YOUR TASK
Does the reliability chapter below agree with each of these statements: (a) when the error is negative, the observed score falls below the true score; (b) careful attention to its sources lets test developers remove all measurement error; (c) using more items raises reliability? Give yes or no for each and quote the words from the chapter that decide it.

SOURCE DOCUMENT
------

9 Reliability

CHAPTER 9.
RELIABILITY
Reliability – refers to the consistency of scores obtained by the same
person when re-examined with the same test on different occasions, or
with different sets of equivalent items, or under other variable
examining condition.
This mainly refers to the attribute of consistency in measurement.
Remember…
 Measurement error is common in all fields of science.
 Tests that are relatively free of measurement error are considered to be
reliable while tests that contain relatively large measurement error are
considered to be unreliable.
Classical Test Score Theory

This assumes that each person has a true score that would be obtained
if there were no errors in measurement.
Measuring instruments are imperfect, therefore the observed score for
each person almost always differ from the person’s true ability or
characteristic.
Measurement error – the difference between the observed score and the
true score results.
E = X - T
(error) (observed score) - (true score)
Standard error of measurement – the standard deviation of the
distribution of errors for each repeated application of the same test on
an individual.
Error (E) can either be positive or negative. If E positive, the Obtained
Score (X) will be higher than the True Score (T); if E is negative, then X
will be lower than T.
 Although it is impossible to eliminate all measurement error, test
developers do strive to minimize psychometric nuisance through careful
attention to the sources of measurement error.
 It is important to stress that true score is never known.
Factors that contribute to consistency:
 These consist entirely of those stable attributes of the individual,

which the examiner is trying to measure.
Factors that contribute to inconsistency:
 These include characteristics of the individual, test, or situation,
which have nothing to do with the attribute being measured, but
which nonetheless affect test scores.
Domain Sampling Model
 There is a problem in the use of limited number of items to represent a

larger and more complicated construct.
 A sample of items is utilized instead of the infinite pool of items of the
construct.
 The greater the number of items, the higher the reliability.
Sources of Measurement Error
A. Item selection
One source of measurement error is the instrument itself. A test developer
must settle upon a finite number of items from a potentially infinite pool of
test question.
Which items should be included? How should they be worded?

------

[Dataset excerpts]

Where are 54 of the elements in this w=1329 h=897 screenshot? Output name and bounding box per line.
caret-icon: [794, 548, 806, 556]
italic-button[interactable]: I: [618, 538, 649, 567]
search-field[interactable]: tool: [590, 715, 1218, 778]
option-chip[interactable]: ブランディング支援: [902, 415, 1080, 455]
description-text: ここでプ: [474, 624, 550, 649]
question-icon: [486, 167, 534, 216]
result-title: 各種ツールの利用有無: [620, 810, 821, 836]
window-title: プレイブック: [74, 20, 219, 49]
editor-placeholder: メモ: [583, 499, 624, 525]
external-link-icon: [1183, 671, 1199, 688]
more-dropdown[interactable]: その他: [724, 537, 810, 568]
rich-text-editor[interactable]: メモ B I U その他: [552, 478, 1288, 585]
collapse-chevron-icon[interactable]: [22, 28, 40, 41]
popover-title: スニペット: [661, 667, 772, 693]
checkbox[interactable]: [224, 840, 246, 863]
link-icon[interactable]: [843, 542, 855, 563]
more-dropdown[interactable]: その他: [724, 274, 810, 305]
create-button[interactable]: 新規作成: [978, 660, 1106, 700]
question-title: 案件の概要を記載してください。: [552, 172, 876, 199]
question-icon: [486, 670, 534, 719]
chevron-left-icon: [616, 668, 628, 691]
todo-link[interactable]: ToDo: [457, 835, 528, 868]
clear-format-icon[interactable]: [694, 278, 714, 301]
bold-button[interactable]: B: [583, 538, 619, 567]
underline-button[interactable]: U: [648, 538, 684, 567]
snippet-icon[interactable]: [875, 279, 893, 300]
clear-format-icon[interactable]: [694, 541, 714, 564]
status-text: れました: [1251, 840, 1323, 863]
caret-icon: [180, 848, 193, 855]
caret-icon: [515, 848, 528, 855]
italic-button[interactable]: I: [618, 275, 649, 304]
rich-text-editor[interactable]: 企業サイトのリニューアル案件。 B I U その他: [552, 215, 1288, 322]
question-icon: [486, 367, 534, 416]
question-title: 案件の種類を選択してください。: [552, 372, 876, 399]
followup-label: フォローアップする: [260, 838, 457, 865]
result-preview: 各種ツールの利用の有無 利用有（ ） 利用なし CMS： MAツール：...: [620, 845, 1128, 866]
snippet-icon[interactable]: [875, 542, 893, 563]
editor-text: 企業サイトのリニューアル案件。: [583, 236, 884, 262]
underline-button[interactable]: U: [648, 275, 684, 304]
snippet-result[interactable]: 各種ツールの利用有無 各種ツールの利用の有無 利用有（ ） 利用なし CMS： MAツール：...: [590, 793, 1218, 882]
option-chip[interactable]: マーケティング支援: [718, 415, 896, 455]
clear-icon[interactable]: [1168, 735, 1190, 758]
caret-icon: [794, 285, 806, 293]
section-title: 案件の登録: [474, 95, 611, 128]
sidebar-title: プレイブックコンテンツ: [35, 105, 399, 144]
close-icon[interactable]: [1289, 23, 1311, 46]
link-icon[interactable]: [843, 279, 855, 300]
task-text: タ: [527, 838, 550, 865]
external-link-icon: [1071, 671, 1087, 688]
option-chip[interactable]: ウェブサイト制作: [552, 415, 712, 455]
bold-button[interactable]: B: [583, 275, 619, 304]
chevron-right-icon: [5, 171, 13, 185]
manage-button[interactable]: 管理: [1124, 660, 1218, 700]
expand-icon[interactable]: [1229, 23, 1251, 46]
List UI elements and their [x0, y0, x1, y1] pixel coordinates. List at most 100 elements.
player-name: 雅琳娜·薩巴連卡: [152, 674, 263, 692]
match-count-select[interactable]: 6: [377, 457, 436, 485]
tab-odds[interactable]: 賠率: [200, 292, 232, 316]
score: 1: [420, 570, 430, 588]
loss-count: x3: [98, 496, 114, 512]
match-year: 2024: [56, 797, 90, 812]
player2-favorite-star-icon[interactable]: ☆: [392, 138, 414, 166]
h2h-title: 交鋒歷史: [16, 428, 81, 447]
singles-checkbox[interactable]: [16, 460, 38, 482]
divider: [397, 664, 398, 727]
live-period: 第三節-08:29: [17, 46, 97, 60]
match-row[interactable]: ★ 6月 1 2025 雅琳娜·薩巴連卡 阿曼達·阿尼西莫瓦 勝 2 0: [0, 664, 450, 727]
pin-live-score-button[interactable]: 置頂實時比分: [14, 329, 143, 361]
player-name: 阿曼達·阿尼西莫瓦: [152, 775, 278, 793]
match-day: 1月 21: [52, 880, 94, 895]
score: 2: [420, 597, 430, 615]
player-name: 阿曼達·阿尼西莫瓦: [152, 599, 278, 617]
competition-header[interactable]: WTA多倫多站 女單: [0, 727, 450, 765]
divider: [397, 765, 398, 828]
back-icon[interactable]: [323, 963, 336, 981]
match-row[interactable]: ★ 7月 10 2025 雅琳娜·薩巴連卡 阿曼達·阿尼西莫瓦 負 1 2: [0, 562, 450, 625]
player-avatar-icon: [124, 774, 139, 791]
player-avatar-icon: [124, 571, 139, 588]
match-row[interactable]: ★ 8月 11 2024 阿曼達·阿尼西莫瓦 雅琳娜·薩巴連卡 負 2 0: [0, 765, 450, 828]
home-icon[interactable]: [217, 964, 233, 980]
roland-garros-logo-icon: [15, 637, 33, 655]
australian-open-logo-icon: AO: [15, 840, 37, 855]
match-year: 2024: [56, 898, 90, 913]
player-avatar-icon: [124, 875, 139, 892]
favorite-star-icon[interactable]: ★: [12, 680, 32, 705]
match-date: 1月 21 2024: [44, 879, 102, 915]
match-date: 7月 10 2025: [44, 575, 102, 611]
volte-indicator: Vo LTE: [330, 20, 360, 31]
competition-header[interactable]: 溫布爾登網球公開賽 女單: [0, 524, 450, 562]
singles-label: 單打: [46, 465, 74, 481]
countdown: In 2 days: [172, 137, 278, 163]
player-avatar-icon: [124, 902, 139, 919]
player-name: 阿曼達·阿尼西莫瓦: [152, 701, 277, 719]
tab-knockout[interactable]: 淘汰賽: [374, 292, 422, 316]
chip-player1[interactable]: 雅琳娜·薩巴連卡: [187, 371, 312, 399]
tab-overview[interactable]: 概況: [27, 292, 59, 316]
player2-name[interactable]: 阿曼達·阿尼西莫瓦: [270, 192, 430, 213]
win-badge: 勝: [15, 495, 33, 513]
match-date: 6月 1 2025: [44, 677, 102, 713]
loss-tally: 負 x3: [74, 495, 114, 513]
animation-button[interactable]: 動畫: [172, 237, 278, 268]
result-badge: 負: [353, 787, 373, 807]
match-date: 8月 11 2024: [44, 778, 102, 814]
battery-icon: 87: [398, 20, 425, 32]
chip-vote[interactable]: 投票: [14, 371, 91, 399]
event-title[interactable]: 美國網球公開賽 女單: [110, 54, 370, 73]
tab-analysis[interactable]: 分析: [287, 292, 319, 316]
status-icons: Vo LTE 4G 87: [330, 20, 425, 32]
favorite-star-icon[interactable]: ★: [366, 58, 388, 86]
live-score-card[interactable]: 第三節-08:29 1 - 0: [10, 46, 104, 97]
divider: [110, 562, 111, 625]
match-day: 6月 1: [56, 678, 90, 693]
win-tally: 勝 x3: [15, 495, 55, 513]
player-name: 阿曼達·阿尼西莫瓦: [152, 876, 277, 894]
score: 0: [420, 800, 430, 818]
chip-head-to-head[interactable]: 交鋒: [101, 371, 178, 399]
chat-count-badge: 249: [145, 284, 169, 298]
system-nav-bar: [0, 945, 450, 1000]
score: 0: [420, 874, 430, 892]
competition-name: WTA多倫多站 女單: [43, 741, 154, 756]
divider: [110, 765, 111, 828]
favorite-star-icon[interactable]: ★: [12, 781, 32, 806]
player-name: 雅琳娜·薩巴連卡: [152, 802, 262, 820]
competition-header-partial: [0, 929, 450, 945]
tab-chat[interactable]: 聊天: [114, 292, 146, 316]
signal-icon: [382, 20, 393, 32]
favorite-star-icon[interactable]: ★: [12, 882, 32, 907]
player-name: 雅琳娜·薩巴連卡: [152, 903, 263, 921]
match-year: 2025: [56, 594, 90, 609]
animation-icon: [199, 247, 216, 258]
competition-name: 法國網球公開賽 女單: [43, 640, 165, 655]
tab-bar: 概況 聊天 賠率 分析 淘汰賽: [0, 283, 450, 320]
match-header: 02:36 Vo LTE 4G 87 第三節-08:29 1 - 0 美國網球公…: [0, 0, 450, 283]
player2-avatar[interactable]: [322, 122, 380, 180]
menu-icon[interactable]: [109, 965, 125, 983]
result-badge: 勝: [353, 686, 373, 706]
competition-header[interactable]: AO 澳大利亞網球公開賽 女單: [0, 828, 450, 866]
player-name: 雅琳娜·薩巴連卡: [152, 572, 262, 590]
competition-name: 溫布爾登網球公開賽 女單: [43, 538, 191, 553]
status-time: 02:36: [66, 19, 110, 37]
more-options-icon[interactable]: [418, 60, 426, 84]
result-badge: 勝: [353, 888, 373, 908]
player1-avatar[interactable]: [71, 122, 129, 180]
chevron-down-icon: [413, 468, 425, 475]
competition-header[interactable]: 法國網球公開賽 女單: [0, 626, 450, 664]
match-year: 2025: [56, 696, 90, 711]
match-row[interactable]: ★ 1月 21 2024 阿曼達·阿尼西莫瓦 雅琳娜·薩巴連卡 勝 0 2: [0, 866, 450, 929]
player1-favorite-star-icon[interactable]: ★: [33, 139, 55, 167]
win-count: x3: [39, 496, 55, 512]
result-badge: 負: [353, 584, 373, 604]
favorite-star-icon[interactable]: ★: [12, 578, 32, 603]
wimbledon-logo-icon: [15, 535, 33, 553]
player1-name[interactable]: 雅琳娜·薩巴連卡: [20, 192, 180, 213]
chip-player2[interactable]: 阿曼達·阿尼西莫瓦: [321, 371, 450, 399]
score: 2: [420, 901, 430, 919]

------

RESULT BELOW
(a) Yes: "if E is negative, then X will be lower than T."
(b) No: "Although it is impossible to eliminate all measurement error"
(c) Yes: "The greater the number of items, the higher the reliability."